─── SUPPLIED RECORDS ───

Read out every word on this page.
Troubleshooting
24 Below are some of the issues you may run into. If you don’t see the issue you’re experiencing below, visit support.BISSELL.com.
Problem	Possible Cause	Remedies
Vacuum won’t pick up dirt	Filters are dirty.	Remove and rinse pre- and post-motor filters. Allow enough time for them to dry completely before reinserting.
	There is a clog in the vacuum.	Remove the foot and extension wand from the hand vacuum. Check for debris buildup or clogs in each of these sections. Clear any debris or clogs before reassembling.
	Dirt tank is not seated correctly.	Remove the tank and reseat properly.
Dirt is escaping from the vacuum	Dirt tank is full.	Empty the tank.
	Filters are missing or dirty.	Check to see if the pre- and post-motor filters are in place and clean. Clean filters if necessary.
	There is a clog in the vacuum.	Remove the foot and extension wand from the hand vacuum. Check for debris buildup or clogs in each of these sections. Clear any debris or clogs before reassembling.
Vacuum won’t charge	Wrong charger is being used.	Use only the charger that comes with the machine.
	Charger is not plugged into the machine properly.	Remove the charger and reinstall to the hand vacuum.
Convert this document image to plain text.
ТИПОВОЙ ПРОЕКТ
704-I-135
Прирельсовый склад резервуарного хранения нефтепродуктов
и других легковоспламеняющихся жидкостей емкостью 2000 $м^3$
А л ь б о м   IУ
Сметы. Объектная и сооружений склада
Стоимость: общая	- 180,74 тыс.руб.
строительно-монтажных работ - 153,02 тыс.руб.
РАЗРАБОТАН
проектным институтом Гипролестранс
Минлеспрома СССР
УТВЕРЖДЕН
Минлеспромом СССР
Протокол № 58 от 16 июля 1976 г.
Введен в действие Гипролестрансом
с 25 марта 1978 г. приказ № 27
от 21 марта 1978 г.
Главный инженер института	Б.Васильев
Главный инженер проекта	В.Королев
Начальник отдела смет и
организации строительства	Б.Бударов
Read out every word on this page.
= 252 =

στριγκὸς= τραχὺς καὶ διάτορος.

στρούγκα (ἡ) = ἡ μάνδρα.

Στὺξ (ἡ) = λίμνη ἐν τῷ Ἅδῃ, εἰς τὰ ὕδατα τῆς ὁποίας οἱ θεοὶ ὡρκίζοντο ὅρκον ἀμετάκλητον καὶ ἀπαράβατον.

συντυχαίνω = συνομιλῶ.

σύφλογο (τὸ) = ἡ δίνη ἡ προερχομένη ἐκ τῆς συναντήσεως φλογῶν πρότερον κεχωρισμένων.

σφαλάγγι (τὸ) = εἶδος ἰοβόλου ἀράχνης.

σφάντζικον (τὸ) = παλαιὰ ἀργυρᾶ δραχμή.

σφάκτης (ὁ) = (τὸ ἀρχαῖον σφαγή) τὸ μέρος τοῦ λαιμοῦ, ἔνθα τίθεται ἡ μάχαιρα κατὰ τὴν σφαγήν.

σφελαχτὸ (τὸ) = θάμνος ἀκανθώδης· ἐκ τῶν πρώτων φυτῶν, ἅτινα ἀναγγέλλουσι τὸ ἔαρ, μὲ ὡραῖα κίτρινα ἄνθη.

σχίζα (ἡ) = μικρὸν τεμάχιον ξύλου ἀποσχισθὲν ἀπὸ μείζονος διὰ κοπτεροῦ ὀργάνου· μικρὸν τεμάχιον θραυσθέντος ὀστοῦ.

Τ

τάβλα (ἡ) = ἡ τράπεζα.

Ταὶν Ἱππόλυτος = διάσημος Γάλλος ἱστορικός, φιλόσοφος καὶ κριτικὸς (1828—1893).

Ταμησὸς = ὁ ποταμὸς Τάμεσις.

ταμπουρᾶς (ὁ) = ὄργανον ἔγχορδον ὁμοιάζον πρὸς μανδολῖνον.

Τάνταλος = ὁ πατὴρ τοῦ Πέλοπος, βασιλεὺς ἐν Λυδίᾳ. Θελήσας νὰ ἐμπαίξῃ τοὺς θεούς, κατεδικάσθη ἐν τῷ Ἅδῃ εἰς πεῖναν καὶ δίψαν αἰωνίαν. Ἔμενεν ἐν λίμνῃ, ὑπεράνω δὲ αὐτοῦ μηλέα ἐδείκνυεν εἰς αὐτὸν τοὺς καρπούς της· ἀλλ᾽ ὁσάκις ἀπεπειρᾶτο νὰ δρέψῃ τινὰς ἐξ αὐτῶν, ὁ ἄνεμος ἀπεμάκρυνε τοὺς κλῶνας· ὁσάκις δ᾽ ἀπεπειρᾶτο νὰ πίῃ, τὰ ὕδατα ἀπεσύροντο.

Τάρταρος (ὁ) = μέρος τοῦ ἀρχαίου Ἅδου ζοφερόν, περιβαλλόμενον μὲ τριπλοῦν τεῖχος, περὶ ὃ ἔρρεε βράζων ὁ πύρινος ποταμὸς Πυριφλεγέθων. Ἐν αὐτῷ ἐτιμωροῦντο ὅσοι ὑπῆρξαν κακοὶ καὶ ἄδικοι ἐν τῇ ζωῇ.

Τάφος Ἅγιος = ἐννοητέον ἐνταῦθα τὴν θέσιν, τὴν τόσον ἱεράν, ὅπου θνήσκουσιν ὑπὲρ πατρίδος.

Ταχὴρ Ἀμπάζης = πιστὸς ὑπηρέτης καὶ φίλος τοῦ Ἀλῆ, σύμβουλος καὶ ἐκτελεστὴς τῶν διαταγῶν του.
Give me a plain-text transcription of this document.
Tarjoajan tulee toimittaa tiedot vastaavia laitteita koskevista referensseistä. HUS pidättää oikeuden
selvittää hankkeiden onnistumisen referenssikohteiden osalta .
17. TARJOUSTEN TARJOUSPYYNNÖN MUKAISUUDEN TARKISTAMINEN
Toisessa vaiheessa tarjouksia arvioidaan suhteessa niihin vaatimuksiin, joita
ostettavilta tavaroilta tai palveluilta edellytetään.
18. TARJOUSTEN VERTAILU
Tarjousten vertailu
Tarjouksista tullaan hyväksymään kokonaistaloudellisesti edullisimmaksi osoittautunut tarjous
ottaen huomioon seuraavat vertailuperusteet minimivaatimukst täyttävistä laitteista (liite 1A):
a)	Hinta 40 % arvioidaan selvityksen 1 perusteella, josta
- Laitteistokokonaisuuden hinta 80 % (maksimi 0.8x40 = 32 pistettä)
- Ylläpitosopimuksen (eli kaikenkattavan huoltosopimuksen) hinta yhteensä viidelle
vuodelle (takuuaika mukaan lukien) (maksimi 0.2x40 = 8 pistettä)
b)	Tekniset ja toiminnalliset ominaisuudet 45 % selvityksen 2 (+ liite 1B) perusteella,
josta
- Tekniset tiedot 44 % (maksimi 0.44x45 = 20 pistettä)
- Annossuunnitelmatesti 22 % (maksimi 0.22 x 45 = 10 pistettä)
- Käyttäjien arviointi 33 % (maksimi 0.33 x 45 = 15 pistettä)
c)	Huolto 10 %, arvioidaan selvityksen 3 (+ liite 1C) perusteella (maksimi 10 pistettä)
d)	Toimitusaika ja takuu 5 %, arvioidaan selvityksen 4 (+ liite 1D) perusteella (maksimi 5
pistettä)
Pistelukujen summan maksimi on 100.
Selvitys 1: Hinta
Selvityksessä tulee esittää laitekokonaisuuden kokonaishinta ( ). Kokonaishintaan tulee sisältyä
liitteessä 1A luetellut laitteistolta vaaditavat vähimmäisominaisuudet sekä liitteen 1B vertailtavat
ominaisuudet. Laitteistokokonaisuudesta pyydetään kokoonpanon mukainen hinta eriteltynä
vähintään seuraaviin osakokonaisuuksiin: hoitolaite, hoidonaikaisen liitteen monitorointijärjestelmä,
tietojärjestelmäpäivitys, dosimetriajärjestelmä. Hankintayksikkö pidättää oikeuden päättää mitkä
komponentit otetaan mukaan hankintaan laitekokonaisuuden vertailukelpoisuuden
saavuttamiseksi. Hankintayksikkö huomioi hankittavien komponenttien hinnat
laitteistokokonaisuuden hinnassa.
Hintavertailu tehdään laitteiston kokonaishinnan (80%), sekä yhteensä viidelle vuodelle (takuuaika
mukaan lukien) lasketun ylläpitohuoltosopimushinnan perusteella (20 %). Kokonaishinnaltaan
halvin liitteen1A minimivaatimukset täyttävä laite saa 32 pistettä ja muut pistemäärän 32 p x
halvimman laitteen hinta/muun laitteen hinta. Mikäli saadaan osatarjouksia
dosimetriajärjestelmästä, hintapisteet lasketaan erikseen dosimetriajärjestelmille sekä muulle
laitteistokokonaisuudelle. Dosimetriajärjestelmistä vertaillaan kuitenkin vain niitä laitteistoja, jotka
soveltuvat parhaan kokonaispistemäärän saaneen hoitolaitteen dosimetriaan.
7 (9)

───

**INSTRUCTIONS TO FOLLOW**
All lines in the data that contain the word "pidättää" should be copied.

**RESPONSE BELOW**
Tarjoajan tulee toimittaa tiedot vastaavia laitteita koskevista referensseistä. HUS pidättää oikeuden
tietojärjestelmäpäivitys, dosimetriajärjestelmä. Hankintayksikkö pidättää oikeuden päättää mitkä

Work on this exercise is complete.